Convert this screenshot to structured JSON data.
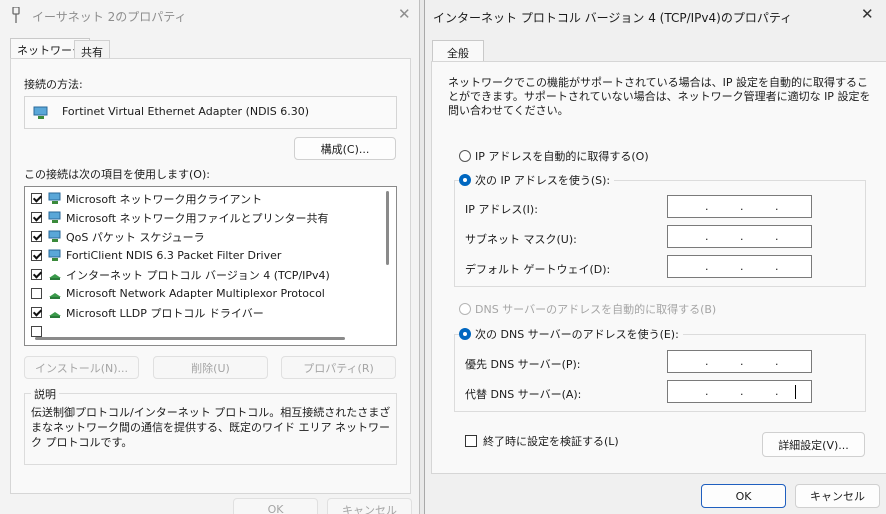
{
  "back_window": {
    "title": "イーサネット 2のプロパティ",
    "tabs": [
      {
        "label": "ネットワーク"
      },
      {
        "label": "共有"
      }
    ],
    "connect_using_label": "接続の方法:",
    "adapter_name": "Fortinet Virtual Ethernet Adapter (NDIS 6.30)",
    "configure_button": "構成(C)...",
    "items_label": "この接続は次の項目を使用します(O):",
    "components": [
      {
        "label": "Microsoft ネットワーク用クライアント",
        "checked": true,
        "icon": "network-client-icon"
      },
      {
        "label": "Microsoft ネットワーク用ファイルとプリンター共有",
        "checked": true,
        "icon": "file-printer-sharing-icon"
      },
      {
        "label": "QoS パケット スケジューラ",
        "checked": true,
        "icon": "qos-icon"
      },
      {
        "label": "FortiClient NDIS 6.3 Packet Filter Driver",
        "checked": true,
        "icon": "filter-driver-icon"
      },
      {
        "label": "インターネット プロトコル バージョン 4 (TCP/IPv4)",
        "checked": true,
        "icon": "protocol-icon"
      },
      {
        "label": "Microsoft Network Adapter Multiplexor Protocol",
        "checked": false,
        "icon": "protocol-icon"
      },
      {
        "label": "Microsoft LLDP プロトコル ドライバー",
        "checked": true,
        "icon": "protocol-icon"
      }
    ],
    "install_button": "インストール(N)...",
    "uninstall_button": "削除(U)",
    "properties_button": "プロパティ(R)",
    "description_heading": "説明",
    "description_text": "伝送制御プロトコル/インターネット プロトコル。相互接続されたさまざまなネットワーク間の通信を提供する、既定のワイド エリア ネットワーク プロトコルです。",
    "ok_button": "OK",
    "cancel_button": "キャンセル"
  },
  "front_window": {
    "title": "インターネット プロトコル バージョン 4 (TCP/IPv4)のプロパティ",
    "tab": "全般",
    "intro": "ネットワークでこの機能がサポートされている場合は、IP 設定を自動的に取得することができます。サポートされていない場合は、ネットワーク管理者に適切な IP 設定を問い合わせてください。",
    "ip_auto_label": "IP アドレスを自動的に取得する(O)",
    "ip_manual_label": "次の IP アドレスを使う(S):",
    "ip_mode": "manual",
    "ip_address_label": "IP アドレス(I):",
    "subnet_label": "サブネット マスク(U):",
    "gateway_label": "デフォルト ゲートウェイ(D):",
    "ip_address_value": ". . .",
    "subnet_value": ". . .",
    "gateway_value": ". . .",
    "dns_auto_label": "DNS サーバーのアドレスを自動的に取得する(B)",
    "dns_manual_label": "次の DNS サーバーのアドレスを使う(E):",
    "dns_mode": "manual",
    "preferred_dns_label": "優先 DNS サーバー(P):",
    "alternate_dns_label": "代替 DNS サーバー(A):",
    "preferred_dns_value": ". . .",
    "alternate_dns_value": ". . .",
    "validate_label": "終了時に設定を検証する(L)",
    "validate_checked": false,
    "advanced_button": "詳細設定(V)...",
    "ok_button": "OK",
    "cancel_button": "キャンセル"
  },
  "colors": {
    "accent": "#0067c0",
    "disabled_text": "#a5a5a5"
  }
}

────────────────

Set task:
Copy every record character for character. Skip the pictures.

In response:
Convert this screenshot to structured JSON data.
{
  "back_window": {
    "title": "イーサネット 2のプロパティ",
    "tabs": [
      {
        "label": "ネットワーク"
      },
      {
        "label": "共有"
      }
    ],
    "connect_using_label": "接続の方法:",
    "adapter_name": "Fortinet Virtual Ethernet Adapter (NDIS 6.30)",
    "configure_button": "構成(C)...",
    "items_label": "この接続は次の項目を使用します(O):",
    "components": [
      {
        "label": "Microsoft ネットワーク用クライアント",
        "checked": true,
        "icon": "network-client-icon"
      },
      {
        "label": "Microsoft ネットワーク用ファイルとプリンター共有",
        "checked": true,
        "icon": "file-printer-sharing-icon"
      },
      {
        "label": "QoS パケット スケジューラ",
        "checked": true,
        "icon": "qos-icon"
      },
      {
        "label": "FortiClient NDIS 6.3 Packet Filter Driver",
        "checked": true,
        "icon": "filter-driver-icon"
      },
      {
        "label": "インターネット プロトコル バージョン 4 (TCP/IPv4)",
        "checked": true,
        "icon": "protocol-icon"
      },
      {
        "label": "Microsoft Network Adapter Multiplexor Protocol",
        "checked": false,
        "icon": "protocol-icon"
      },
      {
        "label": "Microsoft LLDP プロトコル ドライバー",
        "checked": true,
        "icon": "protocol-icon"
      }
    ],
    "install_button": "インストール(N)...",
    "uninstall_button": "削除(U)",
    "properties_button": "プロパティ(R)",
    "description_heading": "説明",
    "description_text": "伝送制御プロトコル/インターネット プロトコル。相互接続されたさまざまなネットワーク間の通信を提供する、既定のワイド エリア ネットワーク プロトコルです。",
    "ok_button": "OK",
    "cancel_button": "キャンセル"
  },
  "front_window": {
    "title": "インターネット プロトコル バージョン 4 (TCP/IPv4)のプロパティ",
    "tab": "全般",
    "intro": "ネットワークでこの機能がサポートされている場合は、IP 設定を自動的に取得することができます。サポートされていない場合は、ネットワーク管理者に適切な IP 設定を問い合わせてください。",
    "ip_auto_label": "IP アドレスを自動的に取得する(O)",
    "ip_manual_label": "次の IP アドレスを使う(S):",
    "ip_mode": "manual",
    "ip_address_label": "IP アドレス(I):",
    "subnet_label": "サブネット マスク(U):",
    "gateway_label": "デフォルト ゲートウェイ(D):",
    "ip_address_value": ". . .",
    "subnet_value": ". . .",
    "gateway_value": ". . .",
    "dns_auto_label": "DNS サーバーのアドレスを自動的に取得する(B)",
    "dns_manual_label": "次の DNS サーバーのアドレスを使う(E):",
    "dns_mode": "manual",
    "preferred_dns_label": "優先 DNS サーバー(P):",
    "alternate_dns_label": "代替 DNS サーバー(A):",
    "preferred_dns_value": ". . .",
    "alternate_dns_value": ". . .",
    "validate_label": "終了時に設定を検証する(L)",
    "validate_checked": false,
    "advanced_button": "詳細設定(V)...",
    "ok_button": "OK",
    "cancel_button": "キャンセル"
  },
  "colors": {
    "accent": "#0067c0",
    "disabled_text": "#a5a5a5"
  }
}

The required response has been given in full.